Excerpt from a dataset:

+ + + +

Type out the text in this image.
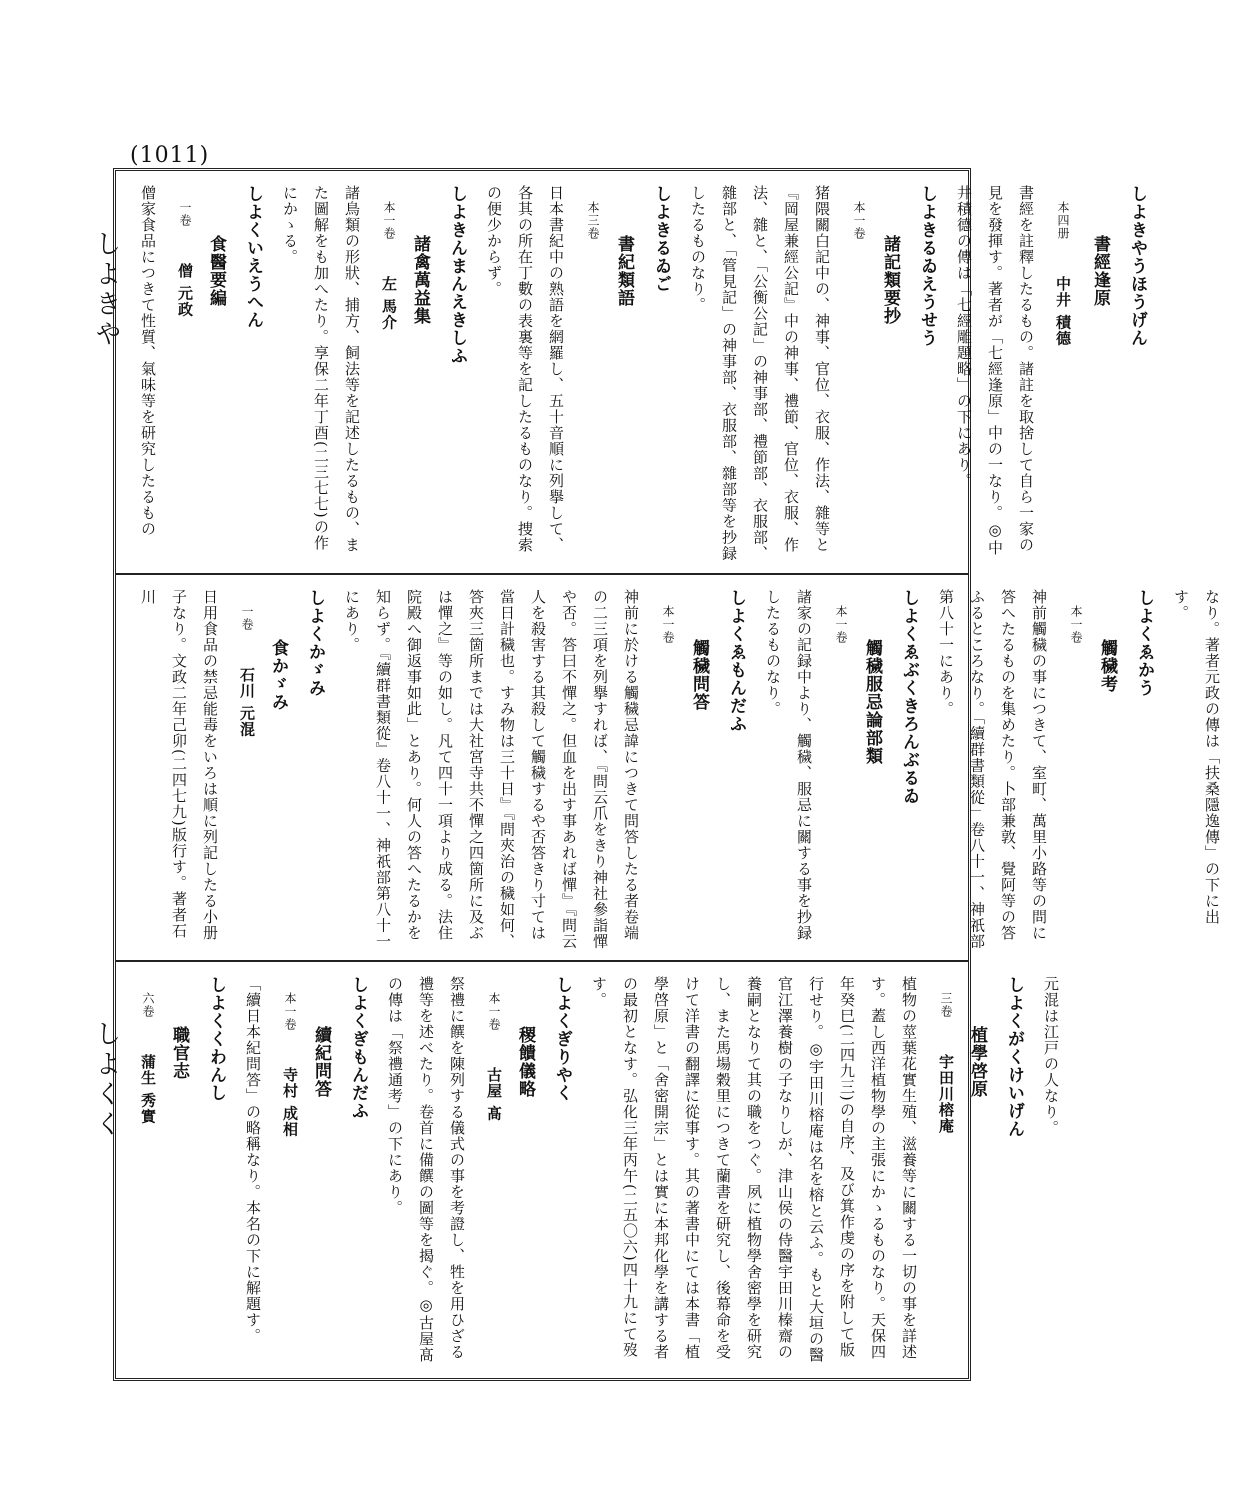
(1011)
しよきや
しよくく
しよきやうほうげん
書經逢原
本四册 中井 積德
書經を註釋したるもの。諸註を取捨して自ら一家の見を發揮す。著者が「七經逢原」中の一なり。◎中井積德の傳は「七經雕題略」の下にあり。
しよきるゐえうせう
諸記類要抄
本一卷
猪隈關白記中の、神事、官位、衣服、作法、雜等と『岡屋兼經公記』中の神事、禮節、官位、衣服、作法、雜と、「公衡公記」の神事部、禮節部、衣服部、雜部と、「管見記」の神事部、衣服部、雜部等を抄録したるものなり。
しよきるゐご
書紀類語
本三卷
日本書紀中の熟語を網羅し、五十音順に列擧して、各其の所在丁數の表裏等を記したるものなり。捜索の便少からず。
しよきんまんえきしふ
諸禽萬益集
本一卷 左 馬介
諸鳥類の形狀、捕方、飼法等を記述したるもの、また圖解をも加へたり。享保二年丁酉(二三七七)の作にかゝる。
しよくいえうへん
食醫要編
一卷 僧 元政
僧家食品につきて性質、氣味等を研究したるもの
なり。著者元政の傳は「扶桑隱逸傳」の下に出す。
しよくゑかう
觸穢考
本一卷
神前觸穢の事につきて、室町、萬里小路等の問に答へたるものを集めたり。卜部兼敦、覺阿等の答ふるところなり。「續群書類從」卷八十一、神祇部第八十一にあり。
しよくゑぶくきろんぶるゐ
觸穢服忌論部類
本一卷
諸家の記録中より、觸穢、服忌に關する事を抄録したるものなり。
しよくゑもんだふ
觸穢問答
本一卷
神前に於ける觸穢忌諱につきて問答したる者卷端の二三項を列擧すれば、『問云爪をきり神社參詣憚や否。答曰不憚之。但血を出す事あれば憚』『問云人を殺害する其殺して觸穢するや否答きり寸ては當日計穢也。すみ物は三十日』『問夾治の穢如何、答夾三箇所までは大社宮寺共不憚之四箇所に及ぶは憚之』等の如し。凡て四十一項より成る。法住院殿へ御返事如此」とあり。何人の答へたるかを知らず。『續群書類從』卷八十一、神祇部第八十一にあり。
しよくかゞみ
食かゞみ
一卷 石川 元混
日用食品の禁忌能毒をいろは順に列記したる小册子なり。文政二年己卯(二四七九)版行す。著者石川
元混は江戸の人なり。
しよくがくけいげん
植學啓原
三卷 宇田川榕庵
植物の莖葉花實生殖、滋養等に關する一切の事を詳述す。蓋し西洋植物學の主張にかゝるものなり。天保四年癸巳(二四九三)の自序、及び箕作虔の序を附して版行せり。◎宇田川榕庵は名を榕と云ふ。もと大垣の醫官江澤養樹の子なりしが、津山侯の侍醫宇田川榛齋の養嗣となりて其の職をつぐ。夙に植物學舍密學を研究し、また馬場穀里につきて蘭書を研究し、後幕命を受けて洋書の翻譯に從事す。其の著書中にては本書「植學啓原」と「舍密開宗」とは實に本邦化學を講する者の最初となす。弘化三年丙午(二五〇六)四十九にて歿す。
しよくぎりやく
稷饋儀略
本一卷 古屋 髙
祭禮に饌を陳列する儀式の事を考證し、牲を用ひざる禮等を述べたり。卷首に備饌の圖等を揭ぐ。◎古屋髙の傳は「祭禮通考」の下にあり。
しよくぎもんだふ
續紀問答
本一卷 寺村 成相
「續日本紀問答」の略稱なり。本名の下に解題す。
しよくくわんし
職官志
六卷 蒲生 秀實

+ + + +

WHAT YOU HAVE TO DO: Write out all the entries exactly, except for the pictures.

TASK RESPONSE:
Type out the text in this image.
(1011)
しよきや
しよくく
しよきやうほうげん
書經逢原
本四册 中井 積德
書經を註釋したるもの。諸註を取捨して自ら一家の見を發揮す。著者が「七經逢原」中の一なり。◎中井積德の傳は「七經雕題略」の下にあり。
しよきるゐえうせう
諸記類要抄
本一卷
猪隈關白記中の、神事、官位、衣服、作法、雜等と『岡屋兼經公記』中の神事、禮節、官位、衣服、作法、雜と、「公衡公記」の神事部、禮節部、衣服部、雜部と、「管見記」の神事部、衣服部、雜部等を抄録したるものなり。
しよきるゐご
書紀類語
本三卷
日本書紀中の熟語を網羅し、五十音順に列擧して、各其の所在丁數の表裏等を記したるものなり。捜索の便少からず。
しよきんまんえきしふ
諸禽萬益集
本一卷 左 馬介
諸鳥類の形狀、捕方、飼法等を記述したるもの、また圖解をも加へたり。享保二年丁酉(二三七七)の作にかゝる。
しよくいえうへん
食醫要編
一卷 僧 元政
僧家食品につきて性質、氣味等を研究したるもの
なり。著者元政の傳は「扶桑隱逸傳」の下に出す。
しよくゑかう
觸穢考
本一卷
神前觸穢の事につきて、室町、萬里小路等の問に答へたるものを集めたり。卜部兼敦、覺阿等の答ふるところなり。「續群書類從」卷八十一、神祇部第八十一にあり。
しよくゑぶくきろんぶるゐ
觸穢服忌論部類
本一卷
諸家の記録中より、觸穢、服忌に關する事を抄録したるものなり。
しよくゑもんだふ
觸穢問答
本一卷
神前に於ける觸穢忌諱につきて問答したる者卷端の二三項を列擧すれば、『問云爪をきり神社參詣憚や否。答曰不憚之。但血を出す事あれば憚』『問云人を殺害する其殺して觸穢するや否答きり寸ては當日計穢也。すみ物は三十日』『問夾治の穢如何、答夾三箇所までは大社宮寺共不憚之四箇所に及ぶは憚之』等の如し。凡て四十一項より成る。法住院殿へ御返事如此」とあり。何人の答へたるかを知らず。『續群書類從』卷八十一、神祇部第八十一にあり。
しよくかゞみ
食かゞみ
一卷 石川 元混
日用食品の禁忌能毒をいろは順に列記したる小册子なり。文政二年己卯(二四七九)版行す。著者石川
元混は江戸の人なり。
しよくがくけいげん
植學啓原
三卷 宇田川榕庵
植物の莖葉花實生殖、滋養等に關する一切の事を詳述す。蓋し西洋植物學の主張にかゝるものなり。天保四年癸巳(二四九三)の自序、及び箕作虔の序を附して版行せり。◎宇田川榕庵は名を榕と云ふ。もと大垣の醫官江澤養樹の子なりしが、津山侯の侍醫宇田川榛齋の養嗣となりて其の職をつぐ。夙に植物學舍密學を研究し、また馬場穀里につきて蘭書を研究し、後幕命を受けて洋書の翻譯に從事す。其の著書中にては本書「植學啓原」と「舍密開宗」とは實に本邦化學を講する者の最初となす。弘化三年丙午(二五〇六)四十九にて歿す。
しよくぎりやく
稷饋儀略
本一卷 古屋 髙
祭禮に饌を陳列する儀式の事を考證し、牲を用ひざる禮等を述べたり。卷首に備饌の圖等を揭ぐ。◎古屋髙の傳は「祭禮通考」の下にあり。
しよくぎもんだふ
續紀問答
本一卷 寺村 成相
「續日本紀問答」の略稱なり。本名の下に解題す。
しよくくわんし
職官志
六卷 蒲生 秀實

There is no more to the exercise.